── PROVIDED DATA ──
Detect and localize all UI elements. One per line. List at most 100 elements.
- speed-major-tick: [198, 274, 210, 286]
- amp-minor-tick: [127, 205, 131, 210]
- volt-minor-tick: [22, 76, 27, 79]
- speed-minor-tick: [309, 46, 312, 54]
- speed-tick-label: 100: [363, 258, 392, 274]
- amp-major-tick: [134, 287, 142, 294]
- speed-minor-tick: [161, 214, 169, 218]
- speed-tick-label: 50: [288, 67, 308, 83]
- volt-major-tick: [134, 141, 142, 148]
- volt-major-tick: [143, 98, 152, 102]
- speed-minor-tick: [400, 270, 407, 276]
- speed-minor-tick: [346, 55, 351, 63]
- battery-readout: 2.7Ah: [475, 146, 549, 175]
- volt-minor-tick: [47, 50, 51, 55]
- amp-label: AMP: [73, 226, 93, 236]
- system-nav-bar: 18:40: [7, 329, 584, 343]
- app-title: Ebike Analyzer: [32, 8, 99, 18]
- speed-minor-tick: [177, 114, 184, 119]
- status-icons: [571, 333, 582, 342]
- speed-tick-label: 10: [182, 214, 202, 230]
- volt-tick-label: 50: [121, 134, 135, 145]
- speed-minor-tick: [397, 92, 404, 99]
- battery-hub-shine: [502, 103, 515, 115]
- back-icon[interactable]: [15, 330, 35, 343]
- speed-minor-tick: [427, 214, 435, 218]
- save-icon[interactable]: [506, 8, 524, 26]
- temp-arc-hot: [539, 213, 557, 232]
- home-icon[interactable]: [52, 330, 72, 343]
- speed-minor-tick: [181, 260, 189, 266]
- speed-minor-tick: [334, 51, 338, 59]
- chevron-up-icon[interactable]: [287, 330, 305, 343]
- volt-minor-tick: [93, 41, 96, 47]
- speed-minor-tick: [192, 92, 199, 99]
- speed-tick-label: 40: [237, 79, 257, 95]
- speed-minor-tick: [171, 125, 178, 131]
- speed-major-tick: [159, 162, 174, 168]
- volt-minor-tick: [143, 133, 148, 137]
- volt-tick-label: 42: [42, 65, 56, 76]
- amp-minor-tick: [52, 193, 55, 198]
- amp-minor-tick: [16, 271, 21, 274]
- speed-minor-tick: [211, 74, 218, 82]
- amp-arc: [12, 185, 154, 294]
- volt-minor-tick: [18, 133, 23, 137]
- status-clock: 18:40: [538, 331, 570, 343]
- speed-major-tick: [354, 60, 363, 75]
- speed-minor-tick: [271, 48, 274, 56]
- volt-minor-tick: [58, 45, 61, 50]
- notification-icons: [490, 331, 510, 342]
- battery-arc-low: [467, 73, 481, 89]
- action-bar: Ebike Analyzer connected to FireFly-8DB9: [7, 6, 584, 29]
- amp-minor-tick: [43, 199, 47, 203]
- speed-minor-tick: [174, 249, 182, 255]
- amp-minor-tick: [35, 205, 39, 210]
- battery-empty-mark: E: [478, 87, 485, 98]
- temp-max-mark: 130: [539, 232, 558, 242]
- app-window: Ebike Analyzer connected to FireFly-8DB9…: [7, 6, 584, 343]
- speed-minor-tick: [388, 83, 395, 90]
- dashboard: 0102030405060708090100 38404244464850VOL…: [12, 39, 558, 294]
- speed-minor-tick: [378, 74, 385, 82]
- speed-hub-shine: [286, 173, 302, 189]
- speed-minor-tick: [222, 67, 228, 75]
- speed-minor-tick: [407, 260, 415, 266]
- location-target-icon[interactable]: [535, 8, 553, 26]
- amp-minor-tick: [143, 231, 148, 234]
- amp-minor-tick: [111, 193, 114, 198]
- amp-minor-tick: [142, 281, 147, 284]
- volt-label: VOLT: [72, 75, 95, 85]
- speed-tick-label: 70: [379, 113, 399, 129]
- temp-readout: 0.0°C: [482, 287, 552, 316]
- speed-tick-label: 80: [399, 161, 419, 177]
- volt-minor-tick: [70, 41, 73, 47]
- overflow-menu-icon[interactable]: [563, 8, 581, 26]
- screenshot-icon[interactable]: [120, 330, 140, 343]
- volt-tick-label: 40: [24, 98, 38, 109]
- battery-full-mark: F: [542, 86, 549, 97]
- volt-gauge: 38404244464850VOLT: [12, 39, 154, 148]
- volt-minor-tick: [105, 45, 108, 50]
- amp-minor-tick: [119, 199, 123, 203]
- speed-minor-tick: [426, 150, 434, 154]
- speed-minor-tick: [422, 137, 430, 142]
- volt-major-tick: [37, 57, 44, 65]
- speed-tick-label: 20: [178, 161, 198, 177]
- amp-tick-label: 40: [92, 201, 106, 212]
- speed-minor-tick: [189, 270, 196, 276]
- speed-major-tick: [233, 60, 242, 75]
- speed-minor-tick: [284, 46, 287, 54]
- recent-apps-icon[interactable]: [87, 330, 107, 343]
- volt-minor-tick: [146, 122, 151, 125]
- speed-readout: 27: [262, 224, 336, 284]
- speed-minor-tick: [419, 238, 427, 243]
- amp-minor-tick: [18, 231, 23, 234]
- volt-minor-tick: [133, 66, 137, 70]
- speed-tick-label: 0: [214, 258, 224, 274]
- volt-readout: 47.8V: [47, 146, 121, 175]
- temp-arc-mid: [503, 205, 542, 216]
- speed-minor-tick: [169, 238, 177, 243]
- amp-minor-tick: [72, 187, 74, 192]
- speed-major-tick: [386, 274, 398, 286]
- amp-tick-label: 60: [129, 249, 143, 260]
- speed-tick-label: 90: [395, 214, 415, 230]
───
▶ _WRITTEN PROBLEM_:
Reproduce every line of the records above verbatim, with nothing changed.

▶ _TASK SOLUTION_:
Detect and localize all UI elements. One per line. List at most 100 elements.
- speed-major-tick: [198, 274, 210, 286]
- amp-minor-tick: [127, 205, 131, 210]
- volt-minor-tick: [22, 76, 27, 79]
- speed-minor-tick: [309, 46, 312, 54]
- speed-tick-label: 100: [363, 258, 392, 274]
- amp-major-tick: [134, 287, 142, 294]
- speed-minor-tick: [161, 214, 169, 218]
- speed-tick-label: 50: [288, 67, 308, 83]
- volt-major-tick: [134, 141, 142, 148]
- volt-major-tick: [143, 98, 152, 102]
- speed-minor-tick: [400, 270, 407, 276]
- speed-minor-tick: [346, 55, 351, 63]
- battery-readout: 2.7Ah: [475, 146, 549, 175]
- volt-minor-tick: [47, 50, 51, 55]
- amp-label: AMP: [73, 226, 93, 236]
- system-nav-bar: 18:40: [7, 329, 584, 343]
- app-title: Ebike Analyzer: [32, 8, 99, 18]
- speed-minor-tick: [177, 114, 184, 119]
- status-icons: [571, 333, 582, 342]
- speed-tick-label: 10: [182, 214, 202, 230]
- volt-tick-label: 50: [121, 134, 135, 145]
- speed-minor-tick: [397, 92, 404, 99]
- battery-hub-shine: [502, 103, 515, 115]
- back-icon[interactable]: [15, 330, 35, 343]
- speed-minor-tick: [427, 214, 435, 218]
- save-icon[interactable]: [506, 8, 524, 26]
- temp-arc-hot: [539, 213, 557, 232]
- home-icon[interactable]: [52, 330, 72, 343]
- speed-minor-tick: [181, 260, 189, 266]
- speed-minor-tick: [334, 51, 338, 59]
- chevron-up-icon[interactable]: [287, 330, 305, 343]
- volt-minor-tick: [93, 41, 96, 47]
- speed-minor-tick: [192, 92, 199, 99]
- speed-tick-label: 40: [237, 79, 257, 95]
- speed-minor-tick: [171, 125, 178, 131]
- speed-major-tick: [159, 162, 174, 168]
- volt-minor-tick: [143, 133, 148, 137]
- volt-tick-label: 42: [42, 65, 56, 76]
- amp-minor-tick: [52, 193, 55, 198]
- amp-minor-tick: [16, 271, 21, 274]
- speed-minor-tick: [211, 74, 218, 82]
- amp-arc: [12, 185, 154, 294]
- volt-minor-tick: [18, 133, 23, 137]
- status-clock: 18:40: [538, 331, 570, 343]
- speed-major-tick: [354, 60, 363, 75]
- speed-minor-tick: [271, 48, 274, 56]
- volt-minor-tick: [58, 45, 61, 50]
- notification-icons: [490, 331, 510, 342]
- battery-arc-low: [467, 73, 481, 89]
- action-bar: Ebike Analyzer connected to FireFly-8DB9: [7, 6, 584, 29]
- amp-minor-tick: [43, 199, 47, 203]
- speed-minor-tick: [174, 249, 182, 255]
- amp-minor-tick: [35, 205, 39, 210]
- battery-empty-mark: E: [478, 87, 485, 98]
- temp-max-mark: 130: [539, 232, 558, 242]
- app-window: Ebike Analyzer connected to FireFly-8DB9…: [7, 6, 584, 343]
- speed-minor-tick: [388, 83, 395, 90]
- dashboard: 0102030405060708090100 38404244464850VOL…: [12, 39, 558, 294]
- speed-minor-tick: [378, 74, 385, 82]
- speed-hub-shine: [286, 173, 302, 189]
- speed-minor-tick: [222, 67, 228, 75]
- speed-minor-tick: [407, 260, 415, 266]
- location-target-icon[interactable]: [535, 8, 553, 26]
- amp-minor-tick: [143, 231, 148, 234]
- amp-minor-tick: [111, 193, 114, 198]
- amp-minor-tick: [142, 281, 147, 284]
- volt-label: VOLT: [72, 75, 95, 85]
- speed-tick-label: 70: [379, 113, 399, 129]
- temp-readout: 0.0°C: [482, 287, 552, 316]
- speed-tick-label: 80: [399, 161, 419, 177]
- volt-minor-tick: [70, 41, 73, 47]
- overflow-menu-icon[interactable]: [563, 8, 581, 26]
- screenshot-icon[interactable]: [120, 330, 140, 343]
- volt-tick-label: 40: [24, 98, 38, 109]
- battery-full-mark: F: [542, 86, 549, 97]
- volt-gauge: 38404244464850VOLT: [12, 39, 154, 148]
- volt-minor-tick: [105, 45, 108, 50]
- amp-minor-tick: [119, 199, 123, 203]
- speed-minor-tick: [426, 150, 434, 154]
- speed-minor-tick: [422, 137, 430, 142]
- volt-major-tick: [37, 57, 44, 65]
- speed-tick-label: 20: [178, 161, 198, 177]
- amp-tick-label: 40: [92, 201, 106, 212]
- speed-minor-tick: [189, 270, 196, 276]
- speed-major-tick: [233, 60, 242, 75]
- speed-minor-tick: [284, 46, 287, 54]
- recent-apps-icon[interactable]: [87, 330, 107, 343]
- volt-minor-tick: [146, 122, 151, 125]
- speed-readout: 27: [262, 224, 336, 284]
- speed-minor-tick: [419, 238, 427, 243]
- amp-minor-tick: [18, 231, 23, 234]
- volt-minor-tick: [133, 66, 137, 70]
- speed-tick-label: 0: [214, 258, 224, 274]
- volt-readout: 47.8V: [47, 146, 121, 175]
- temp-arc-mid: [503, 205, 542, 216]
- speed-minor-tick: [169, 238, 177, 243]
- amp-minor-tick: [72, 187, 74, 192]
- speed-major-tick: [386, 274, 398, 286]
- amp-tick-label: 60: [129, 249, 143, 260]
- speed-tick-label: 90: [395, 214, 415, 230]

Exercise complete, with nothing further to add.